### WRITTEN REQUEST
Only a number is wanted: how many lines in the records below contain "base"?

__________________________________________________

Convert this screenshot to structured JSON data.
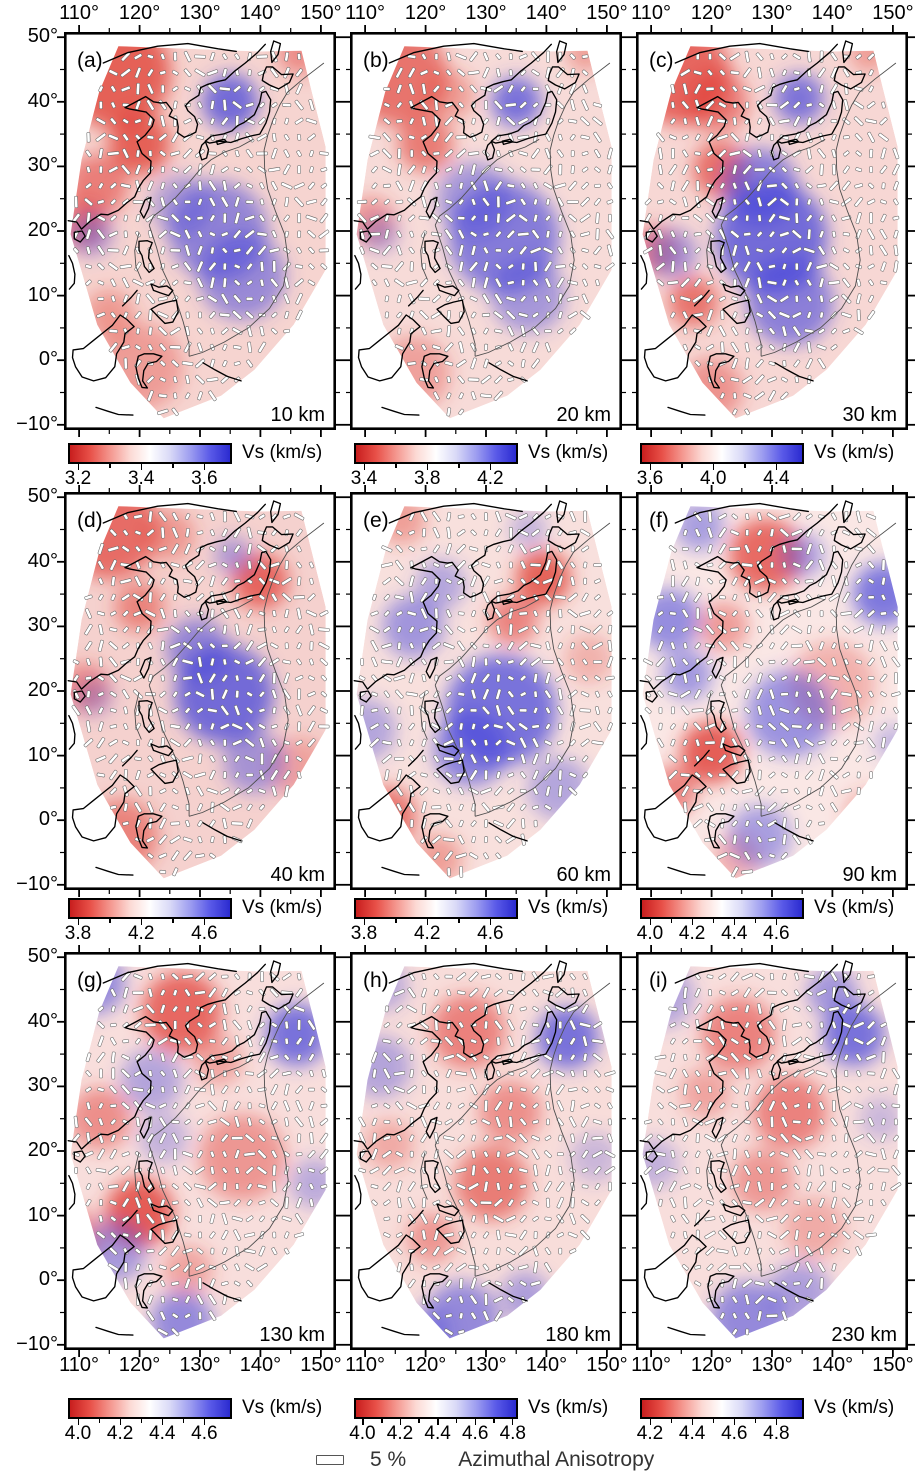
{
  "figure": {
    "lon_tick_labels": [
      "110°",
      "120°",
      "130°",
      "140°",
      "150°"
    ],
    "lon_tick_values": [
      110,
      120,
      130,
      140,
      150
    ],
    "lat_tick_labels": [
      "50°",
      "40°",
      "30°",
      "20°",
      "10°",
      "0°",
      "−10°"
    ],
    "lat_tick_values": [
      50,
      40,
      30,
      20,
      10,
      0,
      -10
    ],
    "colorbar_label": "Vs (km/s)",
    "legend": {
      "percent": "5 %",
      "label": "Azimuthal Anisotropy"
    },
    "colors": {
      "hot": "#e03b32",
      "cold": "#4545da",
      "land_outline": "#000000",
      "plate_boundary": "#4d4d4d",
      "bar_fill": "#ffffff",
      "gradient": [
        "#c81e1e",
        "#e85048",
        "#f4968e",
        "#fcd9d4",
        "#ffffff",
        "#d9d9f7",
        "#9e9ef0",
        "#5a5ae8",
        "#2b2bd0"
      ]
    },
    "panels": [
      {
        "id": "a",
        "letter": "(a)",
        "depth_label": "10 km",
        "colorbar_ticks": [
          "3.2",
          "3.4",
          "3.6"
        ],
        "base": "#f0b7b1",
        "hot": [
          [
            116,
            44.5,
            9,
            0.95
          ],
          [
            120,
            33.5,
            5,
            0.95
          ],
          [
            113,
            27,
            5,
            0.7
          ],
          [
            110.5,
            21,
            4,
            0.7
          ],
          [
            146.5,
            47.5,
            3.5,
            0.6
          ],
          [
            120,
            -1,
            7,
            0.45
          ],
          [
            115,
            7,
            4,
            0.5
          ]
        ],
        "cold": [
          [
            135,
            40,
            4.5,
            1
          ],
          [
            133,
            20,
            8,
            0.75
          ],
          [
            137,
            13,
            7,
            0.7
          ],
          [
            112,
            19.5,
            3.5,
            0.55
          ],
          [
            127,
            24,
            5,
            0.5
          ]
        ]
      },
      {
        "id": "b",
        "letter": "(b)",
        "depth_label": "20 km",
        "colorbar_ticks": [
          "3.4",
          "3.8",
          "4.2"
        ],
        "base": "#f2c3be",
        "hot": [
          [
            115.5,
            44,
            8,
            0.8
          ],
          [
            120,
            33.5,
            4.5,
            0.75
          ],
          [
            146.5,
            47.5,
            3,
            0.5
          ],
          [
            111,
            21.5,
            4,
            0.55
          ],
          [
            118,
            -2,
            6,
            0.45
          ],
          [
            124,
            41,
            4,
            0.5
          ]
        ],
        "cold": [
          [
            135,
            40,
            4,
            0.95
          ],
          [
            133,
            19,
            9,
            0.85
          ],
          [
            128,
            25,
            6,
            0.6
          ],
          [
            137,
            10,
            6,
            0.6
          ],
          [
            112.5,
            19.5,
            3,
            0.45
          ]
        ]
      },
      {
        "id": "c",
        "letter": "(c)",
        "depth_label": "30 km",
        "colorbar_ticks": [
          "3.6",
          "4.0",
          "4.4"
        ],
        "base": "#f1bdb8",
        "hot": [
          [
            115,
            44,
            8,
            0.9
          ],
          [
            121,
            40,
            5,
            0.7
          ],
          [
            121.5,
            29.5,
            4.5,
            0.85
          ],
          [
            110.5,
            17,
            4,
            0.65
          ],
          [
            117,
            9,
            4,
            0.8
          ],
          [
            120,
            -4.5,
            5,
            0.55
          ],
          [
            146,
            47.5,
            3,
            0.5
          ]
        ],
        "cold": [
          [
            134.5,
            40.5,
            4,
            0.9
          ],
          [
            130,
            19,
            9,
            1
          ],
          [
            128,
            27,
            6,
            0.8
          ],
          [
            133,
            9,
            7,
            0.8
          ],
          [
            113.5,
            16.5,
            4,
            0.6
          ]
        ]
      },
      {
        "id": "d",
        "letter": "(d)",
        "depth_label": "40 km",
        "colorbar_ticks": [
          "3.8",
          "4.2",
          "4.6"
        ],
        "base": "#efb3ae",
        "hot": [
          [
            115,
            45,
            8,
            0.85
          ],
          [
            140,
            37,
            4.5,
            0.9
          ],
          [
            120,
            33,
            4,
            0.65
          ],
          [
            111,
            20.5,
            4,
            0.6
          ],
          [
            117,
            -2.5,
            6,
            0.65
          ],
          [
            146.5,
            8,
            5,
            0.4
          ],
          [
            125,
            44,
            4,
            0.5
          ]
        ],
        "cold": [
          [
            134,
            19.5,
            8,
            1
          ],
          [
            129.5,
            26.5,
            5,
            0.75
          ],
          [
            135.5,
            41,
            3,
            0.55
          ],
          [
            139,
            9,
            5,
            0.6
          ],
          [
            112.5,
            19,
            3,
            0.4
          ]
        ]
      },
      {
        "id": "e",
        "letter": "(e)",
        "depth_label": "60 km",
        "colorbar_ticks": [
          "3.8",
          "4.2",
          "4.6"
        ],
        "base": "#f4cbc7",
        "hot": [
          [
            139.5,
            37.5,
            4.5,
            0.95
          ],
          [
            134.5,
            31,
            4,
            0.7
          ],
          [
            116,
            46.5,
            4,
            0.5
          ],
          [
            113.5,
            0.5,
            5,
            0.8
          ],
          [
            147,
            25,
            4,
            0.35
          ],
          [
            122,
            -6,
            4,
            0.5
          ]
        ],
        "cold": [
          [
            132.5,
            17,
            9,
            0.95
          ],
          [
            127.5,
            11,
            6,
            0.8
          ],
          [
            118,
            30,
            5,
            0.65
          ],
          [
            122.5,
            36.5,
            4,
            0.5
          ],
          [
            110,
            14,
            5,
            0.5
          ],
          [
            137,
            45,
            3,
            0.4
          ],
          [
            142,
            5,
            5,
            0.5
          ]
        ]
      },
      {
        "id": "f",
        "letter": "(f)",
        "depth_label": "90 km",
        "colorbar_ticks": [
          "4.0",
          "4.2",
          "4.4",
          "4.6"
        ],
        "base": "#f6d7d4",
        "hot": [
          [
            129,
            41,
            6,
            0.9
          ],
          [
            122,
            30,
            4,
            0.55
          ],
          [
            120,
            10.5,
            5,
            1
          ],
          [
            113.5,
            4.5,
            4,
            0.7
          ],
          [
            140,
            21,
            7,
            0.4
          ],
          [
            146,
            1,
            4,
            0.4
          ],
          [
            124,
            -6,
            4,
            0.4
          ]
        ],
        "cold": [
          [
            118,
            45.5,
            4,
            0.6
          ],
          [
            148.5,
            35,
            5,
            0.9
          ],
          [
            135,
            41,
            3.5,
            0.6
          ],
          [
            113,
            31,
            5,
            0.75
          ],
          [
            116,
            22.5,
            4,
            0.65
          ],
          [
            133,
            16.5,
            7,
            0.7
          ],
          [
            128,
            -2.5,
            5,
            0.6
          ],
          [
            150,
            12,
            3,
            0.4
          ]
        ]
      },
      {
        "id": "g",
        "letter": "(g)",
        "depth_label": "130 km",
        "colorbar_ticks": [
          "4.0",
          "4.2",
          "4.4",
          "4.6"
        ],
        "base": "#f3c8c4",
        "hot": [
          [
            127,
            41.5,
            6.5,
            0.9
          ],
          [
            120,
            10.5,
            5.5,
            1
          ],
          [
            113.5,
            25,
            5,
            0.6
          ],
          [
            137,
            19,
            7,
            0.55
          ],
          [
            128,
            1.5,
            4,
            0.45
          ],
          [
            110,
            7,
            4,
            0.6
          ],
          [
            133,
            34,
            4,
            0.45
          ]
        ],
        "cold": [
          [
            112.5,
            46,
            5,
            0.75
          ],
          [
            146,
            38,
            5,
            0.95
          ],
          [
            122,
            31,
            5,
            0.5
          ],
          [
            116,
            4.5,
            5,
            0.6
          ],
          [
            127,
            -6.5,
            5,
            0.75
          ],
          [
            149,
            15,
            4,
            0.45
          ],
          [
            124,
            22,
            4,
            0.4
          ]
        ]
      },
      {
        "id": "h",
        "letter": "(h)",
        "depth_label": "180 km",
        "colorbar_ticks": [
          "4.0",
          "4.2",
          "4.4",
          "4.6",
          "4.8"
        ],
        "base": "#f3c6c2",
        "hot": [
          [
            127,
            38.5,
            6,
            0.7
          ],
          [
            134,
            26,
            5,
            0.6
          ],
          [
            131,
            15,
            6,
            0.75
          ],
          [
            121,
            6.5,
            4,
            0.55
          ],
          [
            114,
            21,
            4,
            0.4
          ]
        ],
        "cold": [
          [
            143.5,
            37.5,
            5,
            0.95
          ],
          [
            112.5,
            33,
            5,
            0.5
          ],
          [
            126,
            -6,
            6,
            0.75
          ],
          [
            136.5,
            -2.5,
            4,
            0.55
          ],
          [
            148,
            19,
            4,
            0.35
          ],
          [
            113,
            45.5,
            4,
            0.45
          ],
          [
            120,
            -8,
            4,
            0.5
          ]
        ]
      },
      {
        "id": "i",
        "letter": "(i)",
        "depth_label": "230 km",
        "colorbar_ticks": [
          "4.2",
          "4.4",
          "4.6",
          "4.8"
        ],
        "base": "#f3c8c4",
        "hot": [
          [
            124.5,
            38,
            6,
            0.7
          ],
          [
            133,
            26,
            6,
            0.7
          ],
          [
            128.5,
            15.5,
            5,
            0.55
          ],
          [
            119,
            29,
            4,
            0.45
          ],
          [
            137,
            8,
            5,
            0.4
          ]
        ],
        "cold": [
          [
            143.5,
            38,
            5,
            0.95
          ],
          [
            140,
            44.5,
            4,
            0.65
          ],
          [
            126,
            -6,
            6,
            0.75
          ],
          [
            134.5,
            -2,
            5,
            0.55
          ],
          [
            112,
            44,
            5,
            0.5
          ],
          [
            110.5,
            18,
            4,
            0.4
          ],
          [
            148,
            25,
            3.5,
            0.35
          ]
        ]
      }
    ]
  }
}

__________________________________________________

### RIGHT ANSWER
9